- Exercise goal -
Can you write out all of the material below, word for word?

- Source records -

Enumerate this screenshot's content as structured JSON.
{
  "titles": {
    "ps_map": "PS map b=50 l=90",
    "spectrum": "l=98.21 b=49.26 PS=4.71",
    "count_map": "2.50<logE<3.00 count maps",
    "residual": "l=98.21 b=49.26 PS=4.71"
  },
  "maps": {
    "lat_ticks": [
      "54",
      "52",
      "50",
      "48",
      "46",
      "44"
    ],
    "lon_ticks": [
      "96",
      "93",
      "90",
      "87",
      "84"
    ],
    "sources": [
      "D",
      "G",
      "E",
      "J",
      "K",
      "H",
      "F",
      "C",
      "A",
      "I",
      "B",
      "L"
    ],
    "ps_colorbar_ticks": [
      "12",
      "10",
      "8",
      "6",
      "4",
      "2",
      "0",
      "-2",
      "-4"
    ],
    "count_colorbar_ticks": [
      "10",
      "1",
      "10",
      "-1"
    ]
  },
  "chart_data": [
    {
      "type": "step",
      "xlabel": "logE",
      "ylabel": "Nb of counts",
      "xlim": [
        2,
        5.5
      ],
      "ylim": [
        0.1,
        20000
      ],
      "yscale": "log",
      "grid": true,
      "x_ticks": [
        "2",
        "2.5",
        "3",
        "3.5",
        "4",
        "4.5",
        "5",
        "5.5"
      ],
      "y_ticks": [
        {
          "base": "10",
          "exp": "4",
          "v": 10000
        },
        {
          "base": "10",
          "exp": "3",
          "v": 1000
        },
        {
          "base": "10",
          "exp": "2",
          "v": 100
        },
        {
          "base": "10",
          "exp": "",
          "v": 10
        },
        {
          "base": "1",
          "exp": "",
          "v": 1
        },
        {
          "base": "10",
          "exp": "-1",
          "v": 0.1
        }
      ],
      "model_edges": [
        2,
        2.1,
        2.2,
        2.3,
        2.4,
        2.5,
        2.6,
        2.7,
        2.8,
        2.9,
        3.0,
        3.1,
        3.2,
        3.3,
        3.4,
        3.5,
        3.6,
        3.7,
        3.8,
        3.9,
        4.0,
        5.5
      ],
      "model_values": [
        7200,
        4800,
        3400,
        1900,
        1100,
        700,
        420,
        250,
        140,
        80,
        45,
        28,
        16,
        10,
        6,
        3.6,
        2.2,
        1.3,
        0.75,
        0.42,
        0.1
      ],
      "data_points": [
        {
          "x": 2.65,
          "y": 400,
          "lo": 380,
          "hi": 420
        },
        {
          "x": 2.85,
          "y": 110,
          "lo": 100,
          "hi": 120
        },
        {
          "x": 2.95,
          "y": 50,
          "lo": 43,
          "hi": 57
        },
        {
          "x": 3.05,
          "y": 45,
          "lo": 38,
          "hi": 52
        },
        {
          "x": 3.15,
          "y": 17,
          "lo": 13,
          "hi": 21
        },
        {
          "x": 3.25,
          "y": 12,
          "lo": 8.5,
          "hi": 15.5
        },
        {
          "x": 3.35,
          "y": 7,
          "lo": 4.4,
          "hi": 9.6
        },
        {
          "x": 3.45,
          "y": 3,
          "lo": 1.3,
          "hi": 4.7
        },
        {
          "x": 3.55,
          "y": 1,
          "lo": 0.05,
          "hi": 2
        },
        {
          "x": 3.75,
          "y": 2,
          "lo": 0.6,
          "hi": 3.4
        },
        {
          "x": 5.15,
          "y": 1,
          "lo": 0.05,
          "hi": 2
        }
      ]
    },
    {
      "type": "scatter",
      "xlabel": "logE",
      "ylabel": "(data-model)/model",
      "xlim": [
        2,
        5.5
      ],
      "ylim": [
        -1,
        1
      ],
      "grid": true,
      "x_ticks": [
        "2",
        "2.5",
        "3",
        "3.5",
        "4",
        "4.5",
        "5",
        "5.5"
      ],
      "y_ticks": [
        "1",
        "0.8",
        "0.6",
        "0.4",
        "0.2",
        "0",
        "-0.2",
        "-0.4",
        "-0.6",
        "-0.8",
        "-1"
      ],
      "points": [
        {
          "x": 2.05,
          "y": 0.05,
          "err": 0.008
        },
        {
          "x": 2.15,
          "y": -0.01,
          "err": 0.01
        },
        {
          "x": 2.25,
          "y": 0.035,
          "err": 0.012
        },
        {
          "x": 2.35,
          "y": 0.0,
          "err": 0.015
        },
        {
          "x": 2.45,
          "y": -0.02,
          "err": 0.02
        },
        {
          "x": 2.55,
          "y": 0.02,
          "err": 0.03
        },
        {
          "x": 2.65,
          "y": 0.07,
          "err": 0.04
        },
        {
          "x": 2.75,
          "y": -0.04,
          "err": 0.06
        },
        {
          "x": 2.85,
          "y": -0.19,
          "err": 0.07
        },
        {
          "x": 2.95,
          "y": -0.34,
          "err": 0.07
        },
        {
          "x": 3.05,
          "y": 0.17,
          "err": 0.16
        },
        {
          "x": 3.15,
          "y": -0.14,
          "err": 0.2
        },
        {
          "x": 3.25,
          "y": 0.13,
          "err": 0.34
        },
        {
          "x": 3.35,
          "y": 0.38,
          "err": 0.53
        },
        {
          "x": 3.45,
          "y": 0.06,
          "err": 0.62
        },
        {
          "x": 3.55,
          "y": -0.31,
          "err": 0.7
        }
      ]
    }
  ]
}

- Result of this exercise -
Enumerate this screenshot's content as structured JSON.
{
  "titles": {
    "ps_map": "PS map b=50 l=90",
    "spectrum": "l=98.21 b=49.26 PS=4.71",
    "count_map": "2.50<logE<3.00 count maps",
    "residual": "l=98.21 b=49.26 PS=4.71"
  },
  "maps": {
    "lat_ticks": [
      "54",
      "52",
      "50",
      "48",
      "46",
      "44"
    ],
    "lon_ticks": [
      "96",
      "93",
      "90",
      "87",
      "84"
    ],
    "sources": [
      "D",
      "G",
      "E",
      "J",
      "K",
      "H",
      "F",
      "C",
      "A",
      "I",
      "B",
      "L"
    ],
    "ps_colorbar_ticks": [
      "12",
      "10",
      "8",
      "6",
      "4",
      "2",
      "0",
      "-2",
      "-4"
    ],
    "count_colorbar_ticks": [
      "10",
      "1",
      "10",
      "-1"
    ]
  },
  "chart_data": [
    {
      "type": "step",
      "xlabel": "logE",
      "ylabel": "Nb of counts",
      "xlim": [
        2,
        5.5
      ],
      "ylim": [
        0.1,
        20000
      ],
      "yscale": "log",
      "grid": true,
      "x_ticks": [
        "2",
        "2.5",
        "3",
        "3.5",
        "4",
        "4.5",
        "5",
        "5.5"
      ],
      "y_ticks": [
        {
          "base": "10",
          "exp": "4",
          "v": 10000
        },
        {
          "base": "10",
          "exp": "3",
          "v": 1000
        },
        {
          "base": "10",
          "exp": "2",
          "v": 100
        },
        {
          "base": "10",
          "exp": "",
          "v": 10
        },
        {
          "base": "1",
          "exp": "",
          "v": 1
        },
        {
          "base": "10",
          "exp": "-1",
          "v": 0.1
        }
      ],
      "model_edges": [
        2,
        2.1,
        2.2,
        2.3,
        2.4,
        2.5,
        2.6,
        2.7,
        2.8,
        2.9,
        3.0,
        3.1,
        3.2,
        3.3,
        3.4,
        3.5,
        3.6,
        3.7,
        3.8,
        3.9,
        4.0,
        5.5
      ],
      "model_values": [
        7200,
        4800,
        3400,
        1900,
        1100,
        700,
        420,
        250,
        140,
        80,
        45,
        28,
        16,
        10,
        6,
        3.6,
        2.2,
        1.3,
        0.75,
        0.42,
        0.1
      ],
      "data_points": [
        {
          "x": 2.65,
          "y": 400,
          "lo": 380,
          "hi": 420
        },
        {
          "x": 2.85,
          "y": 110,
          "lo": 100,
          "hi": 120
        },
        {
          "x": 2.95,
          "y": 50,
          "lo": 43,
          "hi": 57
        },
        {
          "x": 3.05,
          "y": 45,
          "lo": 38,
          "hi": 52
        },
        {
          "x": 3.15,
          "y": 17,
          "lo": 13,
          "hi": 21
        },
        {
          "x": 3.25,
          "y": 12,
          "lo": 8.5,
          "hi": 15.5
        },
        {
          "x": 3.35,
          "y": 7,
          "lo": 4.4,
          "hi": 9.6
        },
        {
          "x": 3.45,
          "y": 3,
          "lo": 1.3,
          "hi": 4.7
        },
        {
          "x": 3.55,
          "y": 1,
          "lo": 0.05,
          "hi": 2
        },
        {
          "x": 3.75,
          "y": 2,
          "lo": 0.6,
          "hi": 3.4
        },
        {
          "x": 5.15,
          "y": 1,
          "lo": 0.05,
          "hi": 2
        }
      ]
    },
    {
      "type": "scatter",
      "xlabel": "logE",
      "ylabel": "(data-model)/model",
      "xlim": [
        2,
        5.5
      ],
      "ylim": [
        -1,
        1
      ],
      "grid": true,
      "x_ticks": [
        "2",
        "2.5",
        "3",
        "3.5",
        "4",
        "4.5",
        "5",
        "5.5"
      ],
      "y_ticks": [
        "1",
        "0.8",
        "0.6",
        "0.4",
        "0.2",
        "0",
        "-0.2",
        "-0.4",
        "-0.6",
        "-0.8",
        "-1"
      ],
      "points": [
        {
          "x": 2.05,
          "y": 0.05,
          "err": 0.008
        },
        {
          "x": 2.15,
          "y": -0.01,
          "err": 0.01
        },
        {
          "x": 2.25,
          "y": 0.035,
          "err": 0.012
        },
        {
          "x": 2.35,
          "y": 0.0,
          "err": 0.015
        },
        {
          "x": 2.45,
          "y": -0.02,
          "err": 0.02
        },
        {
          "x": 2.55,
          "y": 0.02,
          "err": 0.03
        },
        {
          "x": 2.65,
          "y": 0.07,
          "err": 0.04
        },
        {
          "x": 2.75,
          "y": -0.04,
          "err": 0.06
        },
        {
          "x": 2.85,
          "y": -0.19,
          "err": 0.07
        },
        {
          "x": 2.95,
          "y": -0.34,
          "err": 0.07
        },
        {
          "x": 3.05,
          "y": 0.17,
          "err": 0.16
        },
        {
          "x": 3.15,
          "y": -0.14,
          "err": 0.2
        },
        {
          "x": 3.25,
          "y": 0.13,
          "err": 0.34
        },
        {
          "x": 3.35,
          "y": 0.38,
          "err": 0.53
        },
        {
          "x": 3.45,
          "y": 0.06,
          "err": 0.62
        },
        {
          "x": 3.55,
          "y": -0.31,
          "err": 0.7
        }
      ]
    }
  ]
}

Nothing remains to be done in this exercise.